§ Description of the task: Retype the data below without altering anything.

§ Source data:
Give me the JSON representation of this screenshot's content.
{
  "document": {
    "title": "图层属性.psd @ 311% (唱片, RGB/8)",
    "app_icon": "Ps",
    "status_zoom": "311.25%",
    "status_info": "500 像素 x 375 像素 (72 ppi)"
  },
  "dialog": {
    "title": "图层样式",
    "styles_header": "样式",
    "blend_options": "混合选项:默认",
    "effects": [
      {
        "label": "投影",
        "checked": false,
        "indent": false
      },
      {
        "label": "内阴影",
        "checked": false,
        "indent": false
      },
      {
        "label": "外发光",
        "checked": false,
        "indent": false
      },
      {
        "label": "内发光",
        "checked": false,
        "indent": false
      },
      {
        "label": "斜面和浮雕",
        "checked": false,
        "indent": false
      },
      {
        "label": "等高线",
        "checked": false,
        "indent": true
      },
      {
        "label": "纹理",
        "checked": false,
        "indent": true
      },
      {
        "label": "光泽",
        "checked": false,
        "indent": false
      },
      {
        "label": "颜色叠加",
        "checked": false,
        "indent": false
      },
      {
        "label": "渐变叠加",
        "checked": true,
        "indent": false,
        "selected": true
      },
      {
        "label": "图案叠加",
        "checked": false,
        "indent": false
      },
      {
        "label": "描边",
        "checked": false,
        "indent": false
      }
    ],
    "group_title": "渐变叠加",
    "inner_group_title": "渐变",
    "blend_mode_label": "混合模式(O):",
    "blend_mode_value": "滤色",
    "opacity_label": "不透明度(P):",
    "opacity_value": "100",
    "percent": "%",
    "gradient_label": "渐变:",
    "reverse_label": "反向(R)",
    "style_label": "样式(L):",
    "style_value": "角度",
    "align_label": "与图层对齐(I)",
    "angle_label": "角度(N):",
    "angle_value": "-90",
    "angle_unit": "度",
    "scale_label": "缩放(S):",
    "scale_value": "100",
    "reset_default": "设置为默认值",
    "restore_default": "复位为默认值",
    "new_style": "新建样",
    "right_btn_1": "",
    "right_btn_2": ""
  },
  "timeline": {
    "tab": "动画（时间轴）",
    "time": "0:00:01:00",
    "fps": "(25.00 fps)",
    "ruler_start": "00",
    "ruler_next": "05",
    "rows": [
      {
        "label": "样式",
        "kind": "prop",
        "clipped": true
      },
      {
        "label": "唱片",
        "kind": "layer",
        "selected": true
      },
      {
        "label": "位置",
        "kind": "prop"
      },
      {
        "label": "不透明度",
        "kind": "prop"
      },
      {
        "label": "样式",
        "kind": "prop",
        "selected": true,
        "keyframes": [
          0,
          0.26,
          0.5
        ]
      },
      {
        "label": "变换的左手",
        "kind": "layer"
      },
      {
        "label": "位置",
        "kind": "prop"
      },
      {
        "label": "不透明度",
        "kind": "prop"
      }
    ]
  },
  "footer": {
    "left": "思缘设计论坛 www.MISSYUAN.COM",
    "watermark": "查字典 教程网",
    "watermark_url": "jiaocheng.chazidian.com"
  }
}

§ Correct result:
Give me the JSON representation of this screenshot's content.
{
  "document": {
    "title": "图层属性.psd @ 311% (唱片, RGB/8)",
    "app_icon": "Ps",
    "status_zoom": "311.25%",
    "status_info": "500 像素 x 375 像素 (72 ppi)"
  },
  "dialog": {
    "title": "图层样式",
    "styles_header": "样式",
    "blend_options": "混合选项:默认",
    "effects": [
      {
        "label": "投影",
        "checked": false,
        "indent": false
      },
      {
        "label": "内阴影",
        "checked": false,
        "indent": false
      },
      {
        "label": "外发光",
        "checked": false,
        "indent": false
      },
      {
        "label": "内发光",
        "checked": false,
        "indent": false
      },
      {
        "label": "斜面和浮雕",
        "checked": false,
        "indent": false
      },
      {
        "label": "等高线",
        "checked": false,
        "indent": true
      },
      {
        "label": "纹理",
        "checked": false,
        "indent": true
      },
      {
        "label": "光泽",
        "checked": false,
        "indent": false
      },
      {
        "label": "颜色叠加",
        "checked": false,
        "indent": false
      },
      {
        "label": "渐变叠加",
        "checked": true,
        "indent": false,
        "selected": true
      },
      {
        "label": "图案叠加",
        "checked": false,
        "indent": false
      },
      {
        "label": "描边",
        "checked": false,
        "indent": false
      }
    ],
    "group_title": "渐变叠加",
    "inner_group_title": "渐变",
    "blend_mode_label": "混合模式(O):",
    "blend_mode_value": "滤色",
    "opacity_label": "不透明度(P):",
    "opacity_value": "100",
    "percent": "%",
    "gradient_label": "渐变:",
    "reverse_label": "反向(R)",
    "style_label": "样式(L):",
    "style_value": "角度",
    "align_label": "与图层对齐(I)",
    "angle_label": "角度(N):",
    "angle_value": "-90",
    "angle_unit": "度",
    "scale_label": "缩放(S):",
    "scale_value": "100",
    "reset_default": "设置为默认值",
    "restore_default": "复位为默认值",
    "new_style": "新建样",
    "right_btn_1": "",
    "right_btn_2": ""
  },
  "timeline": {
    "tab": "动画（时间轴）",
    "time": "0:00:01:00",
    "fps": "(25.00 fps)",
    "ruler_start": "00",
    "ruler_next": "05",
    "rows": [
      {
        "label": "样式",
        "kind": "prop",
        "clipped": true
      },
      {
        "label": "唱片",
        "kind": "layer",
        "selected": true
      },
      {
        "label": "位置",
        "kind": "prop"
      },
      {
        "label": "不透明度",
        "kind": "prop"
      },
      {
        "label": "样式",
        "kind": "prop",
        "selected": true,
        "keyframes": [
          0,
          0.26,
          0.5
        ]
      },
      {
        "label": "变换的左手",
        "kind": "layer"
      },
      {
        "label": "位置",
        "kind": "prop"
      },
      {
        "label": "不透明度",
        "kind": "prop"
      }
    ]
  },
  "footer": {
    "left": "思缘设计论坛 www.MISSYUAN.COM",
    "watermark": "查字典 教程网",
    "watermark_url": "jiaocheng.chazidian.com"
  }
}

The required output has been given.